**DIRECTION:**
The records that follow are to be repeated exactly, with the pictures removed.

(Collected data)

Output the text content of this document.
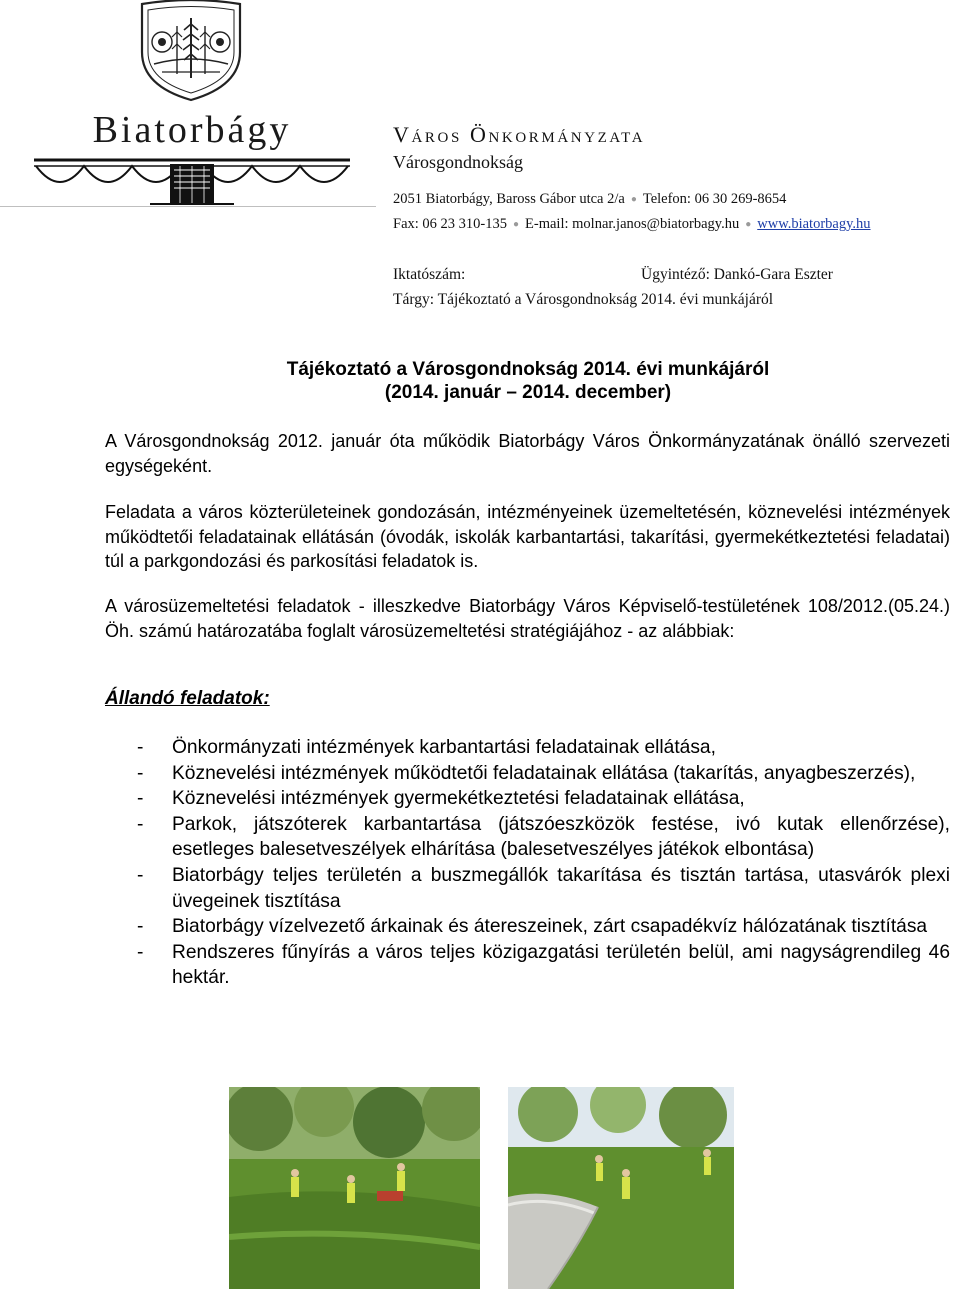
Biatorbágy	Város Önkormányzata
Városgondnokság
2051 Biatorbágy, Baross Gábor utca 2/a ● Telefon: 06 30 269-8654
Fax: 06 23 310-135 ● E-mail: molnar.janos@biatorbagy.hu ● www.biatorbagy.hu
Iktatószám:	Ügyintéző: Dankó-Gara Eszter
Tárgy: Tájékoztató a Városgondnokság 2014. évi munkájáról
Tájékoztató a Városgondnokság 2014. évi munkájáról
(2014. január – 2014. december)
A Városgondnokság 2012. január óta működik Biatorbágy Város Önkormányzatának önálló szervezeti egységeként.
Feladata a város közterületeinek gondozásán, intézményeinek üzemeltetésén, köznevelési intézmények működtetői feladatainak ellátásán (óvodák, iskolák karbantartási, takarítási, gyermekétkeztetési feladatai) túl a parkgondozási és parkosítási feladatok is.
A városüzemeltetési feladatok - illeszkedve Biatorbágy Város Képviselő-testületének 108/2012.(05.24.) Öh. számú határozatába foglalt városüzemeltetési stratégiájához - az alábbiak:
Állandó feladatok:
- Önkormányzati intézmények karbantartási feladatainak ellátása,
- Köznevelési intézmények működtetői feladatainak ellátása (takarítás, anyagbeszerzés),
- Köznevelési intézmények gyermekétkeztetési feladatainak ellátása,
- Parkok, játszóterek karbantartása (játszóeszközök festése, ivó kutak ellenőrzése), esetleges balesetveszélyek elhárítása (balesetveszélyes játékok elbontása)
- Biatorbágy teljes területén a buszmegállók takarítása és tisztán tartása, utasvárók plexi üvegeinek tisztítása
- Biatorbágy vízelvezető árkainak és átereszeinek, zárt csapadékvíz hálózatának tisztítása
- Rendszeres fűnyírás a város teljes közigazgatási területén belül, ami nagyságrendileg 46 hektár.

**THE OUTPUT:**
Output the text content of this document.
Biatorbágy	Város Önkormányzata
Városgondnokság
2051 Biatorbágy, Baross Gábor utca 2/a ● Telefon: 06 30 269-8654
Fax: 06 23 310-135 ● E-mail: molnar.janos@biatorbagy.hu ● www.biatorbagy.hu
Iktatószám:	Ügyintéző: Dankó-Gara Eszter
Tárgy: Tájékoztató a Városgondnokság 2014. évi munkájáról
Tájékoztató a Városgondnokság 2014. évi munkájáról
(2014. január – 2014. december)
A Városgondnokság 2012. január óta működik Biatorbágy Város Önkormányzatának önálló szervezeti egységeként.
Feladata a város közterületeinek gondozásán, intézményeinek üzemeltetésén, köznevelési intézmények működtetői feladatainak ellátásán (óvodák, iskolák karbantartási, takarítási, gyermekétkeztetési feladatai) túl a parkgondozási és parkosítási feladatok is.
A városüzemeltetési feladatok - illeszkedve Biatorbágy Város Képviselő-testületének 108/2012.(05.24.) Öh. számú határozatába foglalt városüzemeltetési stratégiájához - az alábbiak:
Állandó feladatok:
- Önkormányzati intézmények karbantartási feladatainak ellátása,
- Köznevelési intézmények működtetői feladatainak ellátása (takarítás, anyagbeszerzés),
- Köznevelési intézmények gyermekétkeztetési feladatainak ellátása,
- Parkok, játszóterek karbantartása (játszóeszközök festése, ivó kutak ellenőrzése), esetleges balesetveszélyek elhárítása (balesetveszélyes játékok elbontása)
- Biatorbágy teljes területén a buszmegállók takarítása és tisztán tartása, utasvárók plexi üvegeinek tisztítása
- Biatorbágy vízelvezető árkainak és átereszeinek, zárt csapadékvíz hálózatának tisztítása
- Rendszeres fűnyírás a város teljes közigazgatási területén belül, ami nagyságrendileg 46 hektár.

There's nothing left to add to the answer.